++++ Entries provided ++++
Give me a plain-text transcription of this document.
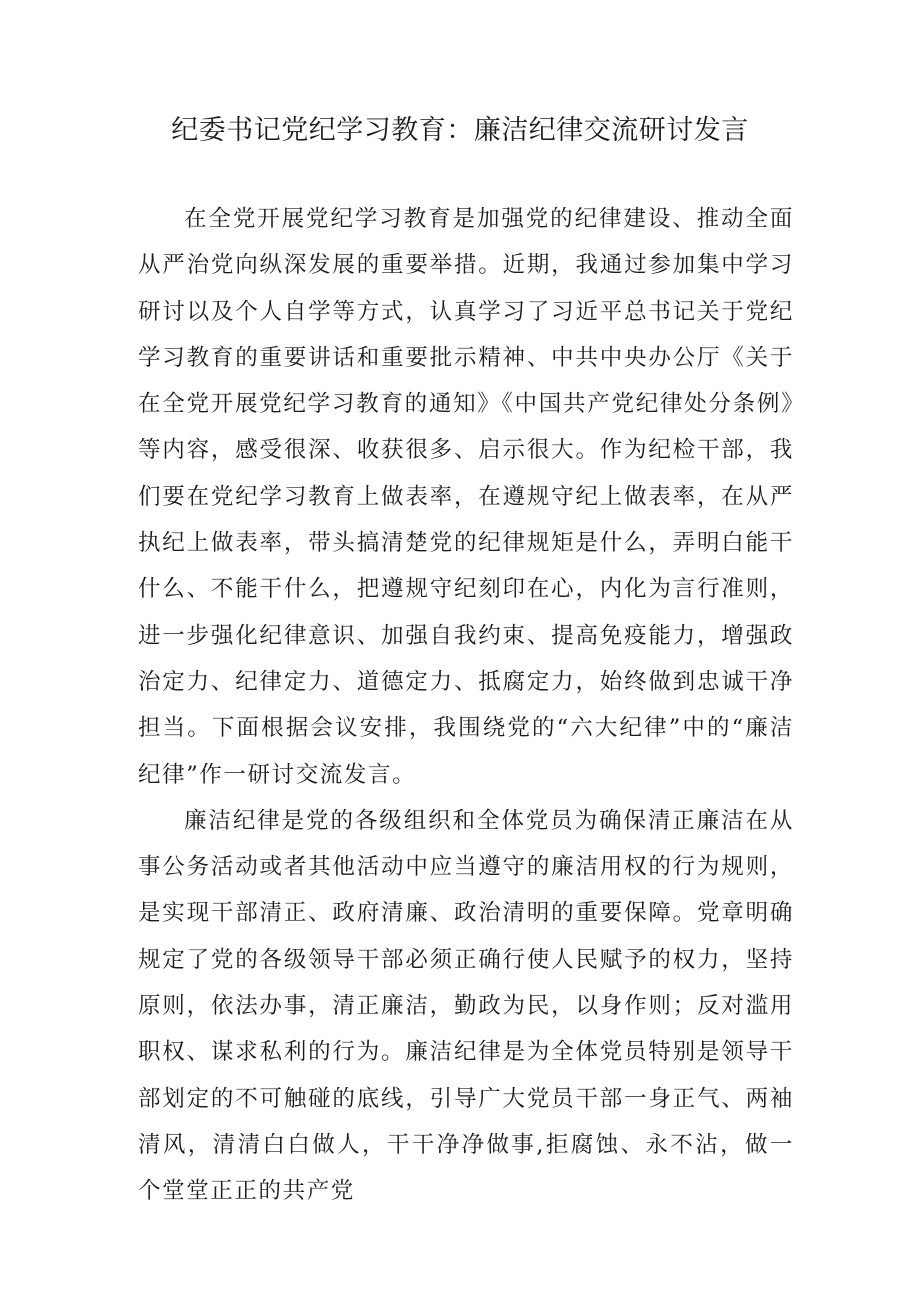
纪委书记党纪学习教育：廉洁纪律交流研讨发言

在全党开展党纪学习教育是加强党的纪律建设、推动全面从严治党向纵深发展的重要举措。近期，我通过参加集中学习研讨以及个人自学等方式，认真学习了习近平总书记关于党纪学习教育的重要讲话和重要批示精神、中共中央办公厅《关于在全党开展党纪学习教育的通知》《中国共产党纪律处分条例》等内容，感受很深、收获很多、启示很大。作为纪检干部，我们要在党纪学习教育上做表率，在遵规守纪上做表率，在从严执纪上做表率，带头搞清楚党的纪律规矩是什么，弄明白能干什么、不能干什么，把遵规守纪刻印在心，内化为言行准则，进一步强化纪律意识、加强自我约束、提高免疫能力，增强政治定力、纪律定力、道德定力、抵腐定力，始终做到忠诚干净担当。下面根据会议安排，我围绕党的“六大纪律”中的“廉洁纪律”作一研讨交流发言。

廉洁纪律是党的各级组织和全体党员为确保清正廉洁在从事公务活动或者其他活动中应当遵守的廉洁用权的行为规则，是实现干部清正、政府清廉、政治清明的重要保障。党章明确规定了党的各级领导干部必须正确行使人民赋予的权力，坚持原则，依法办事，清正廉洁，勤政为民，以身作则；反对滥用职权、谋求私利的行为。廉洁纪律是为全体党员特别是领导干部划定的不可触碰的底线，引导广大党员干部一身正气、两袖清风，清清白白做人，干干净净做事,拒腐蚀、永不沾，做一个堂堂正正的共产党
++++
++++ Entries provided ++++
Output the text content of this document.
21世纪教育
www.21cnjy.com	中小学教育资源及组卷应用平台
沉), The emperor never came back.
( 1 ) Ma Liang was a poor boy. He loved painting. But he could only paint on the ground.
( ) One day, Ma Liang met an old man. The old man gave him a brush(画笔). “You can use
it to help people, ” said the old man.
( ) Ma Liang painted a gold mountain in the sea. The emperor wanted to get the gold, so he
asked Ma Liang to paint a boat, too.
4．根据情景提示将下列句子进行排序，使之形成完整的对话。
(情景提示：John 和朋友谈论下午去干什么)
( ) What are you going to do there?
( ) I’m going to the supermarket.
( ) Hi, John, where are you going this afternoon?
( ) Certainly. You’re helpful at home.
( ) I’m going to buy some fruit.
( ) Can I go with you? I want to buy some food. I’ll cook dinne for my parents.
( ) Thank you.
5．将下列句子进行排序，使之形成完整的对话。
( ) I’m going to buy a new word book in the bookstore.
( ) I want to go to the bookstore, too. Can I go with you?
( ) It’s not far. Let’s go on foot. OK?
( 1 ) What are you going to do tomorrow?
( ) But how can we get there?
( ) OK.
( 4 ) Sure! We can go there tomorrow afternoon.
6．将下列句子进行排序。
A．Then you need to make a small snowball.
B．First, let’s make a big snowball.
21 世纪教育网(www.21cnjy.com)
++++
++++ Entries provided ++++
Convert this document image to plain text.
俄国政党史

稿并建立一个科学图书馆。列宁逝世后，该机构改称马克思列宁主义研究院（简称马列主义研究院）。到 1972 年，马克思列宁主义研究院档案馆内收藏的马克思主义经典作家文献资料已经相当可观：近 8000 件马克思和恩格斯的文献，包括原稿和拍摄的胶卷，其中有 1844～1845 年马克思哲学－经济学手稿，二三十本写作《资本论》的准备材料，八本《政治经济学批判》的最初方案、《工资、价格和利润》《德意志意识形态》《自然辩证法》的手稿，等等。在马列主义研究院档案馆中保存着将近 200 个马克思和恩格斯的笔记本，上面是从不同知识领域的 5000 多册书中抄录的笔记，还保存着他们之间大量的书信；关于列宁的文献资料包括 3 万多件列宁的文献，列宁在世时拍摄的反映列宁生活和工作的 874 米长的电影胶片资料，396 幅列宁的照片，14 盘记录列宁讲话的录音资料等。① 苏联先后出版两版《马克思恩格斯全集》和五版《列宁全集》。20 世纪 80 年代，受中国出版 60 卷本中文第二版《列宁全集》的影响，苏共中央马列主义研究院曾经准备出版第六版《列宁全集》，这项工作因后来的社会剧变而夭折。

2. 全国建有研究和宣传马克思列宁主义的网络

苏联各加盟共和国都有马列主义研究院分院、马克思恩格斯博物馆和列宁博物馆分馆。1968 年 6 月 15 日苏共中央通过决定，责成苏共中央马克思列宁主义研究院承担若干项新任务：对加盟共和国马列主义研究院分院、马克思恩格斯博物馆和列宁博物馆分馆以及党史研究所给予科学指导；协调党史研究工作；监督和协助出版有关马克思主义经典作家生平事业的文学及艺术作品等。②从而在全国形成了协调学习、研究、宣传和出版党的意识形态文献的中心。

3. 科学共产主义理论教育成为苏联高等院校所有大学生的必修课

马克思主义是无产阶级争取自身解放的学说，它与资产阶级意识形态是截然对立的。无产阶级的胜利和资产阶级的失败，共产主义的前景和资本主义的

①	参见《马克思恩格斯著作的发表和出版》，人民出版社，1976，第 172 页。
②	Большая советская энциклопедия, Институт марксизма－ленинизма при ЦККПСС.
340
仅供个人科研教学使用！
++++
▶ Set problem:
Using the records given above, list every line that includes the word "afternoon".

▶ Complete response:
( ) Hi, John, where are you going this afternoon?
( 4 ) Sure! We can go there tomorrow afternoon.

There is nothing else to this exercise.